*Aim of the exercise:* Lift every line from the entries that includes the word "Bishop".
— begin —
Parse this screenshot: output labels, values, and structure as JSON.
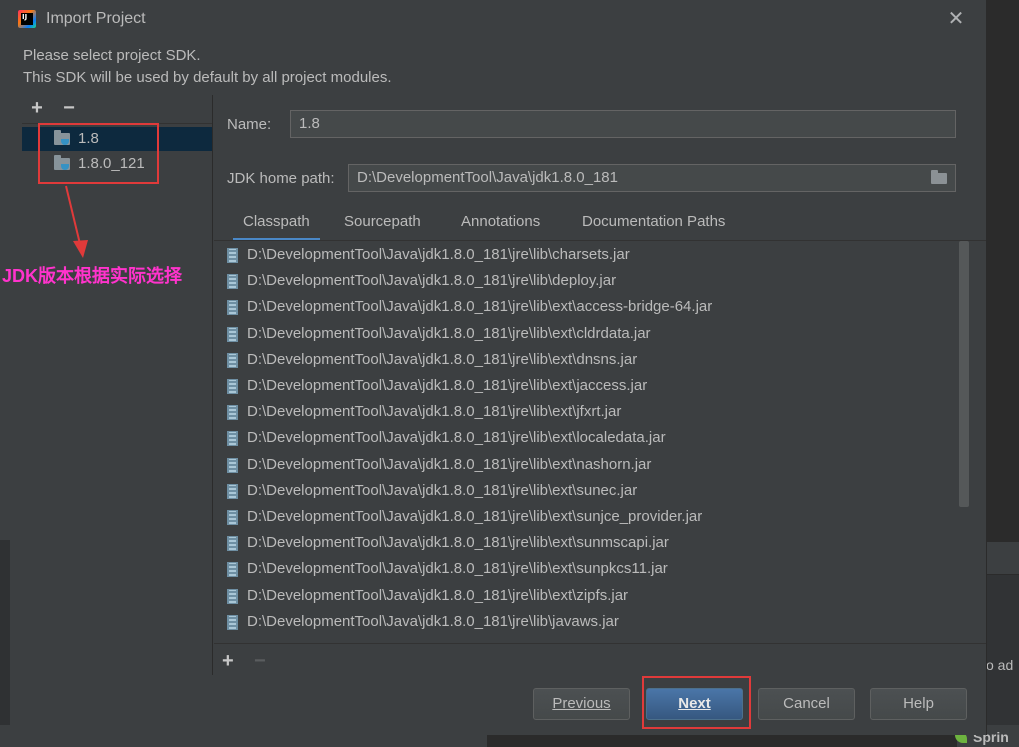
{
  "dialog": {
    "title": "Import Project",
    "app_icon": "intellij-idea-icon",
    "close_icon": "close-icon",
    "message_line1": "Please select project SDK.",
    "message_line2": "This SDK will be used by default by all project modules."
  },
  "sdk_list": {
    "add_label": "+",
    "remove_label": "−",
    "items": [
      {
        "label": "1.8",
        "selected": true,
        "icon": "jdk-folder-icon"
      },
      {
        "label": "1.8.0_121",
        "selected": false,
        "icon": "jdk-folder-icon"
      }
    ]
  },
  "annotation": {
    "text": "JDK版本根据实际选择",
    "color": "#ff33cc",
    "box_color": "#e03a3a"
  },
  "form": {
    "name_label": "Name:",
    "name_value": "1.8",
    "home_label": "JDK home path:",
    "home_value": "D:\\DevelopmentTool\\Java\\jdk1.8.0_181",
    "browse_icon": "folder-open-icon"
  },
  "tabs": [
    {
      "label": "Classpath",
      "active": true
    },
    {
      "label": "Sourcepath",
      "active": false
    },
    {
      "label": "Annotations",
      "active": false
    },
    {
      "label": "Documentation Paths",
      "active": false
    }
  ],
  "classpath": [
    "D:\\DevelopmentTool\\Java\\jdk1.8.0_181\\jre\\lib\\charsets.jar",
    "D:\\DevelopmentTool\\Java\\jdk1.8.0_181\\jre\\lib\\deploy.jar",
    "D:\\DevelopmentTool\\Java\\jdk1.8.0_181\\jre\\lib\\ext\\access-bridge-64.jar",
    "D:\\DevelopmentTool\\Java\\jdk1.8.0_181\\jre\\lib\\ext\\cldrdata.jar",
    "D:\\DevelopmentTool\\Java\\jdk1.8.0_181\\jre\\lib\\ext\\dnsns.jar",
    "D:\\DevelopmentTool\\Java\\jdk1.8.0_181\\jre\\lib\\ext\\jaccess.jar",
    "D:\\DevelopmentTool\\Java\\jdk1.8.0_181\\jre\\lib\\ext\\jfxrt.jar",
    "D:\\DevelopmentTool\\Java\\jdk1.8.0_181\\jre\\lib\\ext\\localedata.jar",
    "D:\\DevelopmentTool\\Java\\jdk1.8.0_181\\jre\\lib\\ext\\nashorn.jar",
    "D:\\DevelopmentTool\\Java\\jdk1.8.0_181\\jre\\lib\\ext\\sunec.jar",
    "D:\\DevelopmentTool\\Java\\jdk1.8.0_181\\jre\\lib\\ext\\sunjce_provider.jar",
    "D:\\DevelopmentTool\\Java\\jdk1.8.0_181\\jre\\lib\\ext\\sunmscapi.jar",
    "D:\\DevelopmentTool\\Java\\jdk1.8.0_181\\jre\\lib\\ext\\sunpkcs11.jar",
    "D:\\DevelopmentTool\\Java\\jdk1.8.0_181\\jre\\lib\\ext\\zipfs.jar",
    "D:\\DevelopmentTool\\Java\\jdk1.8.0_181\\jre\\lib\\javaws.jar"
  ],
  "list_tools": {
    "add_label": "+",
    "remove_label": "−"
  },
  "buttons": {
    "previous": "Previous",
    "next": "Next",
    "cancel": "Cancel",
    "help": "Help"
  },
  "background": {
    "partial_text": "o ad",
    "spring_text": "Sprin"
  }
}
— end —
— begin —
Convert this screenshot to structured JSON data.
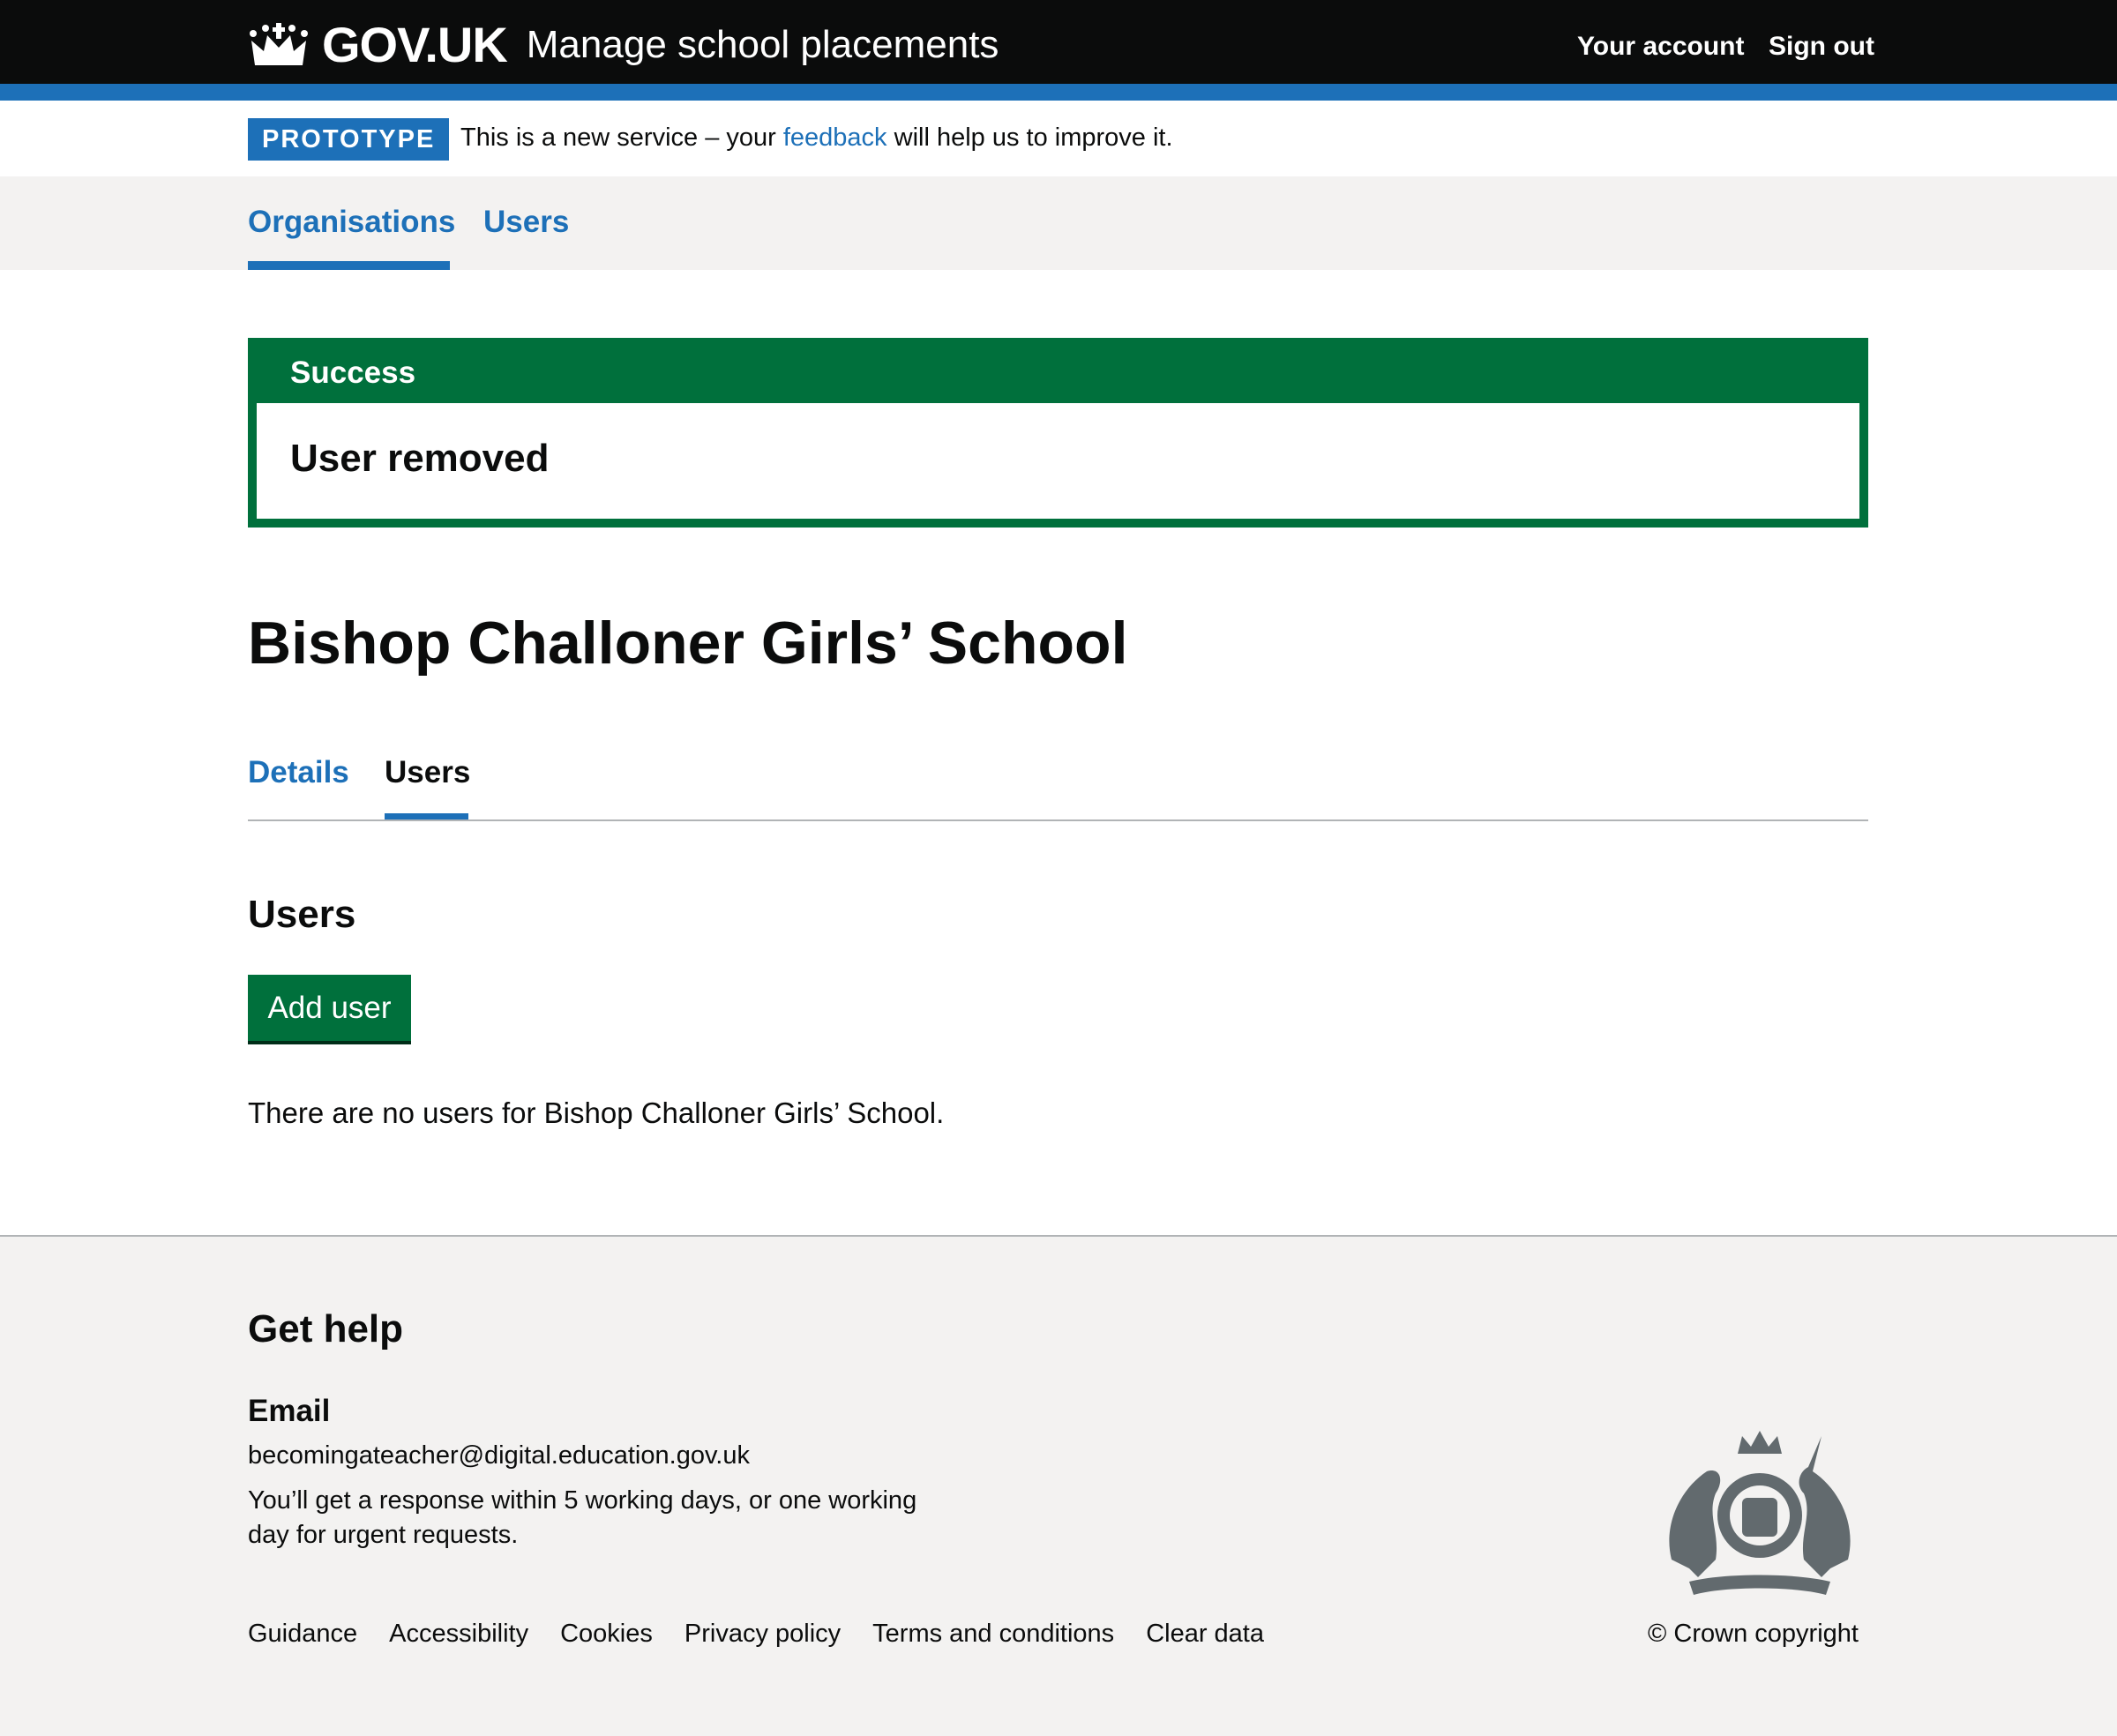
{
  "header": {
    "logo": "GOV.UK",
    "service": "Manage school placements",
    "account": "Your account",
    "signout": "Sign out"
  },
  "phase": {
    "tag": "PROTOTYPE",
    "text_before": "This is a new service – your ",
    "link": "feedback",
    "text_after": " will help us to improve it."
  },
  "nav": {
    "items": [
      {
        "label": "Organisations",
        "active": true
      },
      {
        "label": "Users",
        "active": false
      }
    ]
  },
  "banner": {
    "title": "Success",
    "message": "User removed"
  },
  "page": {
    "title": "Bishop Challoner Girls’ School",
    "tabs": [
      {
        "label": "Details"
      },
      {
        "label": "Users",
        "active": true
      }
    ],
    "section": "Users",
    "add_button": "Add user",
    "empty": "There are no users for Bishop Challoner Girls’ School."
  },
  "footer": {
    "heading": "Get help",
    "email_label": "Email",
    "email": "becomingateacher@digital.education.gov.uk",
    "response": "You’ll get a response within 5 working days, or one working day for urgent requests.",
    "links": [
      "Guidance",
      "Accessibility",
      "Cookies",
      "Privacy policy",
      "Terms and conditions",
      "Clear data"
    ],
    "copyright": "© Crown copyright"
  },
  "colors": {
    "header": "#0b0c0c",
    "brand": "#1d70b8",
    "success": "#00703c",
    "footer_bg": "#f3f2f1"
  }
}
— end —
— begin —
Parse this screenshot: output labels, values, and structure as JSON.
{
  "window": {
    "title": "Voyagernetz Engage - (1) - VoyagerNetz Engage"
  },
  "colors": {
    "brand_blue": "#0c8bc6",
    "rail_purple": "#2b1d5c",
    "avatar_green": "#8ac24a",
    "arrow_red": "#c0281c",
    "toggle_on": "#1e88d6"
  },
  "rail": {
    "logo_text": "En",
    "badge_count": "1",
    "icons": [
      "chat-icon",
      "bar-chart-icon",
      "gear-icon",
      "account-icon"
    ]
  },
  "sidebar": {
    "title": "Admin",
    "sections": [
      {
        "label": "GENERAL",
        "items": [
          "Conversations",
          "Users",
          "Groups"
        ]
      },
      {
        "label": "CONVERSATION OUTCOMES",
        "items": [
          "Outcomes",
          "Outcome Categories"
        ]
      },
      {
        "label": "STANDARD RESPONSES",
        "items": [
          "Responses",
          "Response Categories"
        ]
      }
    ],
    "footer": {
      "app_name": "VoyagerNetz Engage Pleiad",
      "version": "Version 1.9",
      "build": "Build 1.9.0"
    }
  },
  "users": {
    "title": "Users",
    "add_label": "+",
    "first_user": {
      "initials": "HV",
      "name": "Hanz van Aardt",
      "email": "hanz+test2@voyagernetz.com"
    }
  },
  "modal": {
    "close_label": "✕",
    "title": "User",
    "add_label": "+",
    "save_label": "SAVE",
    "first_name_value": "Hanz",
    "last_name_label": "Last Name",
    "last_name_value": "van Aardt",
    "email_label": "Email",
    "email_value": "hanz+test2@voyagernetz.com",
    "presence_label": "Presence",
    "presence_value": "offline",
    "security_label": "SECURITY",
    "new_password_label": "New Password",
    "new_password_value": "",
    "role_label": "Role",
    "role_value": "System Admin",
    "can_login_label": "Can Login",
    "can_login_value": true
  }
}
— end —
*Full response:*
    "title": "Bishop Challoner Girls’ School",
    "empty": "There are no users for Bishop Challoner Girls’ School."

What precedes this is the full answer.